Daftar Tugas =>
A. Ringkas kutipan tentang solidaritas menurut Durkheim dalam dua kalimat.
B. Salin kata demi kata bagian kutipan tentang solidaritas, mulai dari "Ciri khas yang" sampai "ketergantungan yang tinggi.".

Kutipan =>
Solidaritas mekanik didasarkan pada suatu
kesadaran kolektif bersama, yang menunjuk pada totalitas kepercayaan dan
sentimen bersama yang rata-rata ada pada warga masyarakat.[4]
Indikator yang paling jelas untuk solidaritas mekanik adalah ruang lingkup dan
kerasnya hukum-hukum yang bersifat menekan itu (repressive).
Ciri khas yang penting dari solidaritas mekanik adalah bahwa
silidaritas itu didasarkan pada suatu tingkat homogenitas yang
tinggi dalam kepercayaan, sentimen, dan sebagainya. Homogenitas serupa itu
hanya mungkin kalau pembagian kerja bersifat sangat minim.
b. Solidaritas organik.
Berbeda dengan masyarakat berlandaskan
solidaritas mekanik, kesadaran kolektif pada masyarakat berdasarkan solidaritas
organik telah mengalami transformasi kedalam suatu solidaritas yang diikat oleh
pembagian kerja sehingga intensitas kesadaran kolektif hanya mencakup kalangan
masyarakat terbatas yang berada pada jangkauan ruang kesadaran kolektif itu
saja.[5]
Solidaritas organik didasarkan pada tingkat saling ketergantungan yang tinggi.
Saling ketergantungan itu bertambah sebagai hasil dari bertambahnya spesialisasi
dalam pembagian pekerjaan, yang memungkinkan dan juga menggairahkan
bertambahnya perbedaan dikalangan individu. Durkheim mempertahankan bahwa
kuatnya solidaritas organik itu ditandai oleh pentingnya hukum yang bersifat
memulihkan dari pada yang bersifat represif. Dalam sistem organik, kemarahan
kolektif yang timbul karena perilaku menyimpang menjadi kecil kemungkinannya,
karena kesadaran koleftif itu tidak begitu kuat.
3. Kesadaran Kolektif
Kesadaran kolektif
dapat memberikan dasar moral yang tidak bersifat kontraktual yang mendasari
hubungan kontraktual. Dalam benak Durkheim, kesadaran kolektif yang mendasar
ini diabaikan oleh ahli teori seperti Spencer, yang melihat dasar fundamental
dari keteraturan sosial ini dalam hubungan-hubungan yang bersifat kontraktual.

Entri yang Ditampilkan =>
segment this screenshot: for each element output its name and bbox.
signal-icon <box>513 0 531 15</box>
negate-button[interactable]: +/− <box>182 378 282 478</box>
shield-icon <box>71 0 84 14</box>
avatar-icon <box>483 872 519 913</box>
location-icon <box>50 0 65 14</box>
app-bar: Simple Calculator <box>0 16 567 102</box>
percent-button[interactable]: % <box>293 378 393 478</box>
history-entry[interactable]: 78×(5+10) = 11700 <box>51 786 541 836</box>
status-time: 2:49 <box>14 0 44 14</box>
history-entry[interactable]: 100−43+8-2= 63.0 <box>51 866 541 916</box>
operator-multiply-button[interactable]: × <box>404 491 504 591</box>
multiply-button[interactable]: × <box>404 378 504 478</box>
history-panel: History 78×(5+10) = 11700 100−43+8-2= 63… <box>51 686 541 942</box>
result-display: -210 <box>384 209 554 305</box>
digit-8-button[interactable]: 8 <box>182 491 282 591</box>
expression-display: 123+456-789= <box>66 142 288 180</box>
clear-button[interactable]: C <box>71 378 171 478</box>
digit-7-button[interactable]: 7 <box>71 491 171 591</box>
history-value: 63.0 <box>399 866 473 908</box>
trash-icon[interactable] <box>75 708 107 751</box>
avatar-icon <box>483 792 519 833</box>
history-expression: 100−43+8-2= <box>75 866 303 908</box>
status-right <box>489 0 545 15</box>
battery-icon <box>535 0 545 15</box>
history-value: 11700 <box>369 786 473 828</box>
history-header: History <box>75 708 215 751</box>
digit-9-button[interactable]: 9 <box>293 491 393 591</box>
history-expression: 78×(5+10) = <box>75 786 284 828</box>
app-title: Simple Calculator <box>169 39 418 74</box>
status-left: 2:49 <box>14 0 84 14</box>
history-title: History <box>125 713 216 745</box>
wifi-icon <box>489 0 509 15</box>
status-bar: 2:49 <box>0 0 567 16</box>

Jawaban per Tugas =>
A. Solidaritas mekanik bertumpu pada kesadaran kolektif bersama dan homogenitas tinggi dalam kepercayaan serta sentimen, dengan hukum represif sebagai indikatornya. Sebaliknya, solidaritas organik bertumpu pada saling ketergantungan tinggi yang tumbuh dari spesialisasi dalam pembagian kerja, dan kuatnya ditandai oleh pentingnya hukum yang bersifat memulihkan.

B.
Ciri khas yang penting dari solidaritas mekanik adalah bahwa
silidaritas itu didasarkan pada suatu tingkat homogenitas yang
tinggi dalam kepercayaan, sentimen, dan sebagainya. Homogenitas serupa itu
hanya mungkin kalau pembagian kerja bersifat sangat minim.
b. Solidaritas organik.
Berbeda dengan masyarakat berlandaskan
solidaritas mekanik, kesadaran kolektif pada masyarakat berdasarkan solidaritas
organik telah mengalami transformasi kedalam suatu solidaritas yang diikat oleh
pembagian kerja sehingga intensitas kesadaran kolektif hanya mencakup kalangan
masyarakat terbatas yang berada pada jangkauan ruang kesadaran kolektif itu
saja.[5]
Solidaritas organik didasarkan pada tingkat saling ketergantungan yang tinggi.